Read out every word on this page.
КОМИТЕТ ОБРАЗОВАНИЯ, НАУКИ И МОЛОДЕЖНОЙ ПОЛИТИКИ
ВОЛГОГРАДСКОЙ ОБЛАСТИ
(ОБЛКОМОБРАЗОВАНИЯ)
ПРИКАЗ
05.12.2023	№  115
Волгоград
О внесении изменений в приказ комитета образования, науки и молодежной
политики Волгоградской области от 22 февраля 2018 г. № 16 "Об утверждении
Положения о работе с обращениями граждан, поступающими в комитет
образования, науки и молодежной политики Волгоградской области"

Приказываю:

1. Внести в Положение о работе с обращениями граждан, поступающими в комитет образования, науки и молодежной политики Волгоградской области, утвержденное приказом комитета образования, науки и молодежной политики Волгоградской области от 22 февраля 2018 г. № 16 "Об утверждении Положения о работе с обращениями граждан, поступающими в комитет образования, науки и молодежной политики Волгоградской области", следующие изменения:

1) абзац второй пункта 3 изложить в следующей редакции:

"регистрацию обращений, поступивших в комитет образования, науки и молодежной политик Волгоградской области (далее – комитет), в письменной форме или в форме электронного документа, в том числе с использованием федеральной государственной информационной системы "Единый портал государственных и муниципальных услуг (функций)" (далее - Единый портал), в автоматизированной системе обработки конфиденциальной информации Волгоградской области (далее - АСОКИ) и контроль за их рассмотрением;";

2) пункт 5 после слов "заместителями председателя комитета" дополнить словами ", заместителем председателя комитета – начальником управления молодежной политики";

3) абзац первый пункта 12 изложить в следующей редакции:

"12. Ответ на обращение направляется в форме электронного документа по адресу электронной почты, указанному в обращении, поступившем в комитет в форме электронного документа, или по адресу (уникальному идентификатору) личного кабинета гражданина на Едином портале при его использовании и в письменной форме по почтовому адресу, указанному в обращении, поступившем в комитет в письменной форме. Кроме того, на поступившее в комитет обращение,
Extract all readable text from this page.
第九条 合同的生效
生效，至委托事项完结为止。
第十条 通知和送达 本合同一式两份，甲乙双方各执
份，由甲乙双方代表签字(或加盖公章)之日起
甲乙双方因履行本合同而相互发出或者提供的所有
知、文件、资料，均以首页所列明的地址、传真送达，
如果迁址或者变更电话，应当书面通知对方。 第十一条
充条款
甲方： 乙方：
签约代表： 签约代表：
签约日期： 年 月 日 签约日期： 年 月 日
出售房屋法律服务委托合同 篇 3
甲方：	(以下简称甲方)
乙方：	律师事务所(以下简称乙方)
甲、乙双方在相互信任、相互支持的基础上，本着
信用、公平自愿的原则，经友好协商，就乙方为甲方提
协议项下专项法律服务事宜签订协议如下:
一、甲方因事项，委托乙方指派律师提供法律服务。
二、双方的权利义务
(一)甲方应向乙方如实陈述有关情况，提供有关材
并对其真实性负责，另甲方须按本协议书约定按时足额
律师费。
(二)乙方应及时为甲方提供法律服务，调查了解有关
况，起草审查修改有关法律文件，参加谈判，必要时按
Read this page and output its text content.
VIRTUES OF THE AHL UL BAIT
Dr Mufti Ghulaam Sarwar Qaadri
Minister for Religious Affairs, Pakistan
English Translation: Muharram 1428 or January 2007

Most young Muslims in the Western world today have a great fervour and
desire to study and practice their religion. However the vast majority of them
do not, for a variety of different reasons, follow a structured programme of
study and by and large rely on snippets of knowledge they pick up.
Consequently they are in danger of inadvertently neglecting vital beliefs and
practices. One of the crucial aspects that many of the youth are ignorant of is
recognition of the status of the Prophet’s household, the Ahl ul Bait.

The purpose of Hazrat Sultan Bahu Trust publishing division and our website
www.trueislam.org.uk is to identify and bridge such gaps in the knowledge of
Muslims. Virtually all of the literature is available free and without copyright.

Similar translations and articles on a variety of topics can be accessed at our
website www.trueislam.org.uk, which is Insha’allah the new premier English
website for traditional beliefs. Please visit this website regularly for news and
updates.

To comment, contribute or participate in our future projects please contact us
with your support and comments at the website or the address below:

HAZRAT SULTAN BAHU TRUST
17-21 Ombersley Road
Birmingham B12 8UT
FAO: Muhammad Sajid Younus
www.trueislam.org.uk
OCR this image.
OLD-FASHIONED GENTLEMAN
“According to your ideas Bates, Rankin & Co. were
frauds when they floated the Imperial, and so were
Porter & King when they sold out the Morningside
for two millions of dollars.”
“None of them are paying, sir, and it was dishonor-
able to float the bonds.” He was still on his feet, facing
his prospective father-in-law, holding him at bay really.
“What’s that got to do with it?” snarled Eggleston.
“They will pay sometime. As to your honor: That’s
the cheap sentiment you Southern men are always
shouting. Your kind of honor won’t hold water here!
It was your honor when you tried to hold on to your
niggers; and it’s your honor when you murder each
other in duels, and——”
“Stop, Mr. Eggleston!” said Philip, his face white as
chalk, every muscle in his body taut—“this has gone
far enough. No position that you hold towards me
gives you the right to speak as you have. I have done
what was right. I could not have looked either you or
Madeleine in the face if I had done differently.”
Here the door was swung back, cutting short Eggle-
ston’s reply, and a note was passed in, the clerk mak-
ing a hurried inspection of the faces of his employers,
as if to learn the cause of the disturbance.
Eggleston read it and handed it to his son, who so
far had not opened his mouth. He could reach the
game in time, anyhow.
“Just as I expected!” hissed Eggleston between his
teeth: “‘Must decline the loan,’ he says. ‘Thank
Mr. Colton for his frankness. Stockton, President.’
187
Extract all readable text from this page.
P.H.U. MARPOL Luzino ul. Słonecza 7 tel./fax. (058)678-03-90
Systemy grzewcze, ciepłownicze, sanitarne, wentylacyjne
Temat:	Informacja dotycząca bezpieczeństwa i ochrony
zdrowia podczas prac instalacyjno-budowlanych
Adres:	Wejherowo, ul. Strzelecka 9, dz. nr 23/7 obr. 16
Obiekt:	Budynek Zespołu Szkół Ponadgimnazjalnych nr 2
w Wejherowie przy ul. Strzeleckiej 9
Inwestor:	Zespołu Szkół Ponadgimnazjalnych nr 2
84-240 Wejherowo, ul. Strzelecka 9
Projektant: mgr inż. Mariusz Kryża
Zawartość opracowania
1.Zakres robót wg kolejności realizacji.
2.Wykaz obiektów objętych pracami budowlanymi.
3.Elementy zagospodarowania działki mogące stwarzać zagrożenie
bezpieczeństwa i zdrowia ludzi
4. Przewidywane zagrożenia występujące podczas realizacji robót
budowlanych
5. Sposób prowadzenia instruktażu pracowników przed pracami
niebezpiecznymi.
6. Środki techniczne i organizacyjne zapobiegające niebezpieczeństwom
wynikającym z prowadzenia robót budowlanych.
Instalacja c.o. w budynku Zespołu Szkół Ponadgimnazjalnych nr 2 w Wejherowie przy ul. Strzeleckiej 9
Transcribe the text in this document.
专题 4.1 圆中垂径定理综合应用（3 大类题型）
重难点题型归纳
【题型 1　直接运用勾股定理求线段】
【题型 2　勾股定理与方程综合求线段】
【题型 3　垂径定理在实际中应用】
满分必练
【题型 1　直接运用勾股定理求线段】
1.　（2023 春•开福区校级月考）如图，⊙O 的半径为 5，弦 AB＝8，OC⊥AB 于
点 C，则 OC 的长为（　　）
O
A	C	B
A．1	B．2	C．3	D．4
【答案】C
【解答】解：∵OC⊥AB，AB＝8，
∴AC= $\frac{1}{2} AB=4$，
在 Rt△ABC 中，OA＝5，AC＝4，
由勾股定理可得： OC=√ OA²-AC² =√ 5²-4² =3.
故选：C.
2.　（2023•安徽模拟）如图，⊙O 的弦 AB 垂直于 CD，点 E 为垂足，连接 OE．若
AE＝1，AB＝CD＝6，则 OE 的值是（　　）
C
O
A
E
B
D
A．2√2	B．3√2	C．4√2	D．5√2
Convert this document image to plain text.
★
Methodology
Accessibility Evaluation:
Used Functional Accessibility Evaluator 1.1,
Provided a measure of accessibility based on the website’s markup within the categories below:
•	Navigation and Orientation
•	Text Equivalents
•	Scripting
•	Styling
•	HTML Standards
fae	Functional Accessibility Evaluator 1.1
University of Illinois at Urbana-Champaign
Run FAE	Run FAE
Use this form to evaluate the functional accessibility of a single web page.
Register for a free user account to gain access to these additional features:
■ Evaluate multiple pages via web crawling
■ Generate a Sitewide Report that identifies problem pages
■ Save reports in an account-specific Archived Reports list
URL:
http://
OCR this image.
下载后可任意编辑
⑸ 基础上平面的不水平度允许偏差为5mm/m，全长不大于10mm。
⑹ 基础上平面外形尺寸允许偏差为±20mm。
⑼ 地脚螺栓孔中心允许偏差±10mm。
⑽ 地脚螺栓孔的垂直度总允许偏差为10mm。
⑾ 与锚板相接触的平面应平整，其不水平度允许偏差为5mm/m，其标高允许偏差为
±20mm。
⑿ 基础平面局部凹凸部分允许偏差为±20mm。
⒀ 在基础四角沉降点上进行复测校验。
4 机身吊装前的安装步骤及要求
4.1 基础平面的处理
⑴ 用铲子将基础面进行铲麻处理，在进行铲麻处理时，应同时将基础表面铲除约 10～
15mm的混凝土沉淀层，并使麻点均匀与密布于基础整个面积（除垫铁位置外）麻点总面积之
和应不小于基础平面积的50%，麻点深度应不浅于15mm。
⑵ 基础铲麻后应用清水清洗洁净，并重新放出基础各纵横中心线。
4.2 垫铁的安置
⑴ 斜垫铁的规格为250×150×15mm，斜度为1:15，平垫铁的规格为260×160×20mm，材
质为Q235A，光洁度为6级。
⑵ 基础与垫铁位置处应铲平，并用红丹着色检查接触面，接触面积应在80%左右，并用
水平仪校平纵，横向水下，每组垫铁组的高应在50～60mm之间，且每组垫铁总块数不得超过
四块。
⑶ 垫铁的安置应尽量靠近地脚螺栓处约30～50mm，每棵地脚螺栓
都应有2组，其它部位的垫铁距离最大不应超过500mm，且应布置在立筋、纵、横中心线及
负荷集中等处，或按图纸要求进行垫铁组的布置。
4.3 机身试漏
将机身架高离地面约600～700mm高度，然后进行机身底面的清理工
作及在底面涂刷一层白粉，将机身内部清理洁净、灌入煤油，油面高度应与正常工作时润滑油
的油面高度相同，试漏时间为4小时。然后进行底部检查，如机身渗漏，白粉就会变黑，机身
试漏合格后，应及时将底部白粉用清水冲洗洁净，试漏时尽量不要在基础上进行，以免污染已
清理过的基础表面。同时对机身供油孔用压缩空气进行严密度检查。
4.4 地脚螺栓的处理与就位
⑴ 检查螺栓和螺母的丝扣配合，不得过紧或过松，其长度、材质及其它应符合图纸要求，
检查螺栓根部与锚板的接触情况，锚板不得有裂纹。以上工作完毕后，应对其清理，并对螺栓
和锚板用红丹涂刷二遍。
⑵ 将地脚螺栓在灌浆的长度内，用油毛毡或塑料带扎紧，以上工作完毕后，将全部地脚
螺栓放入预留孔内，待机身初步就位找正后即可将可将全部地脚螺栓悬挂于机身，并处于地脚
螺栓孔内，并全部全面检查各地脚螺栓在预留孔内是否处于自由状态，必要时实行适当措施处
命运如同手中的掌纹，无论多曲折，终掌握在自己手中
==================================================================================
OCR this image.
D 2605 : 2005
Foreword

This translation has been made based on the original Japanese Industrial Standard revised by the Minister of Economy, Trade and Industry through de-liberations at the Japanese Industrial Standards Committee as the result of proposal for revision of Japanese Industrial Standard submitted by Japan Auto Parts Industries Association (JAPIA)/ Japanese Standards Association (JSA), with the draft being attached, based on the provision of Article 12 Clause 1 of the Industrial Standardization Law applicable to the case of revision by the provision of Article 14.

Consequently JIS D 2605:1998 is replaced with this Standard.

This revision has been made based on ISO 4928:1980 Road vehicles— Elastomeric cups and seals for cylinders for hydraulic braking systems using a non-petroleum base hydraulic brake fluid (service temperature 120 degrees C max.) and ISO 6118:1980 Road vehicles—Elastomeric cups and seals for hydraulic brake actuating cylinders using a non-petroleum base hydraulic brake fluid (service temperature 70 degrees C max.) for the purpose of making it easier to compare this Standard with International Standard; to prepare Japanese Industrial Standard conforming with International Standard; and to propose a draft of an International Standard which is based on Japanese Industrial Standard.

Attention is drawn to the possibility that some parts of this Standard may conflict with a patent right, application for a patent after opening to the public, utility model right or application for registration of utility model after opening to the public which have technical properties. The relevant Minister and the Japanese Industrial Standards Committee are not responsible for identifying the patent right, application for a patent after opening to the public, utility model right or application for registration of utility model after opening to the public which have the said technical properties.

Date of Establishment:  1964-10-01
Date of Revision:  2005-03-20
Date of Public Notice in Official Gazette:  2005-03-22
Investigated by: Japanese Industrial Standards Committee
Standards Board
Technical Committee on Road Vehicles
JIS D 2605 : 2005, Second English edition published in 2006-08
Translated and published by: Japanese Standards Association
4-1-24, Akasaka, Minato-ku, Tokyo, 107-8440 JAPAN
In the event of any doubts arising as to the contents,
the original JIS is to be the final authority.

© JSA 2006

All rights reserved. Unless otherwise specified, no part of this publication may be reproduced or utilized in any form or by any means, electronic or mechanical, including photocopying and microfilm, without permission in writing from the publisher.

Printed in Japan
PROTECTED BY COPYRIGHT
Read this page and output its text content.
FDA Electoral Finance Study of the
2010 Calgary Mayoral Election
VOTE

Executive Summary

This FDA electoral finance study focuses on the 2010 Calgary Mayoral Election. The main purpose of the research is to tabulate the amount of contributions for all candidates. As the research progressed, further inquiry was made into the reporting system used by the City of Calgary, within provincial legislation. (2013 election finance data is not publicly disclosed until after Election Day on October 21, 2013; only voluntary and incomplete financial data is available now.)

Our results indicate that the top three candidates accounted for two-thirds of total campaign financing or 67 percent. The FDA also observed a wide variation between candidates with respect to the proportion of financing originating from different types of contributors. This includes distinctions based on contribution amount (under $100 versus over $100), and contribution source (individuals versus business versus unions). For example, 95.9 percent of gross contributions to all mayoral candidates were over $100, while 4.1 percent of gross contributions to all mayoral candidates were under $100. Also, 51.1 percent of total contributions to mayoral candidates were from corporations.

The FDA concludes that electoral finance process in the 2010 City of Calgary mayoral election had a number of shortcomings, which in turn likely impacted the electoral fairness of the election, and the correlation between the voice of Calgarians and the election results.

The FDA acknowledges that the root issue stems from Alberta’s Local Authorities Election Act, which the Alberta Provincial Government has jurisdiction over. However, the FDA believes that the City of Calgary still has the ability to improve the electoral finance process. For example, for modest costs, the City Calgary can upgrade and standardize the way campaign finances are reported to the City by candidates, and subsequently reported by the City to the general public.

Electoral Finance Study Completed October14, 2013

AIM — Copy each line of the entries that includes the word "could".

PROBLEM SOLUTION —
what was right. I could not have looked either you or
far had not opened his mouth. He could reach the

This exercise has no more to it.